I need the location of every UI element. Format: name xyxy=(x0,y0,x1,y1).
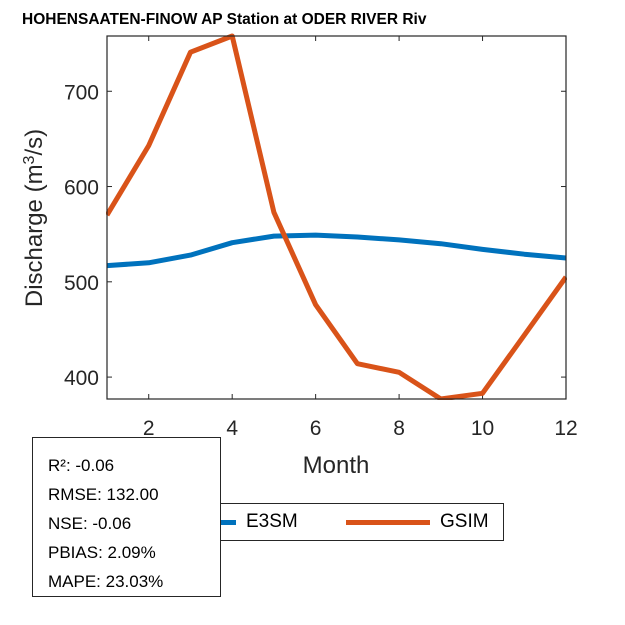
chart-title: HOHENSAATEN-FINOW AP Station at ODER RIV… xyxy=(22,11,427,28)
x-tick-label: 4 xyxy=(226,417,238,440)
y-tick-labels: 400 500 600 700 xyxy=(64,81,99,390)
x-tick-label: 10 xyxy=(471,417,494,440)
series-line-gsim xyxy=(106,33,567,400)
x-tick-labels: 2 4 6 8 10 12 xyxy=(143,417,578,440)
stat-r2: R²: -0.06 xyxy=(48,456,115,475)
axes-frame xyxy=(106,35,567,400)
legend-swatch-gsim xyxy=(346,519,430,525)
x-tick-label: 12 xyxy=(554,417,577,440)
y-tick-label: 700 xyxy=(64,81,99,104)
x-tick-label: 8 xyxy=(393,417,405,440)
x-tick-label: 2 xyxy=(143,417,155,440)
series-layer xyxy=(106,33,567,400)
y-tick-label: 600 xyxy=(64,177,99,200)
series-line-e3sm xyxy=(106,232,567,269)
x-tick-label: 6 xyxy=(310,417,322,440)
y-tick-label: 500 xyxy=(64,272,99,295)
y-axis-label-main: Discharge (m xyxy=(21,164,48,307)
stat-rmse: RMSE: 132.00 xyxy=(48,485,159,504)
legend-item-gsim: GSIM xyxy=(346,504,489,540)
legend-label-e3sm: E3SM xyxy=(246,511,298,532)
stat-mape: MAPE: 23.03% xyxy=(48,572,164,591)
stat-nse: NSE: -0.06 xyxy=(48,514,132,533)
y-axis-label: Discharge (m3/s) xyxy=(21,129,49,307)
y-axis-label-sup: 3 xyxy=(21,155,38,164)
stats-box: R²: -0.06 RMSE: 132.00 NSE: -0.06 PBIAS:… xyxy=(32,437,221,597)
legend: E3SM GSIM xyxy=(180,503,504,541)
y-tick-label: 400 xyxy=(64,367,99,390)
stat-pbias: PBIAS: 2.09% xyxy=(48,543,156,562)
y-axis-label-end: /s) xyxy=(21,129,48,156)
x-axis-label: Month xyxy=(303,452,370,479)
legend-label-gsim: GSIM xyxy=(440,511,489,532)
■ ■ ■
■ **DIRECTIONS**:
Return the material from the line containing "chart-title: HOHENSAATEN-FINOW AP" through the line containing "series-line-gsim xyxy=(106,33,567,400)", both included, reproducing each line unchanged.

■ **PROBLEM SOLUTION**:
chart-title: HOHENSAATEN-FINOW AP Station at ODER RIV… xyxy=(22,11,427,28)
x-tick-label: 4 xyxy=(226,417,238,440)
y-tick-labels: 400 500 600 700 xyxy=(64,81,99,390)
x-tick-label: 10 xyxy=(471,417,494,440)
series-line-gsim xyxy=(106,33,567,400)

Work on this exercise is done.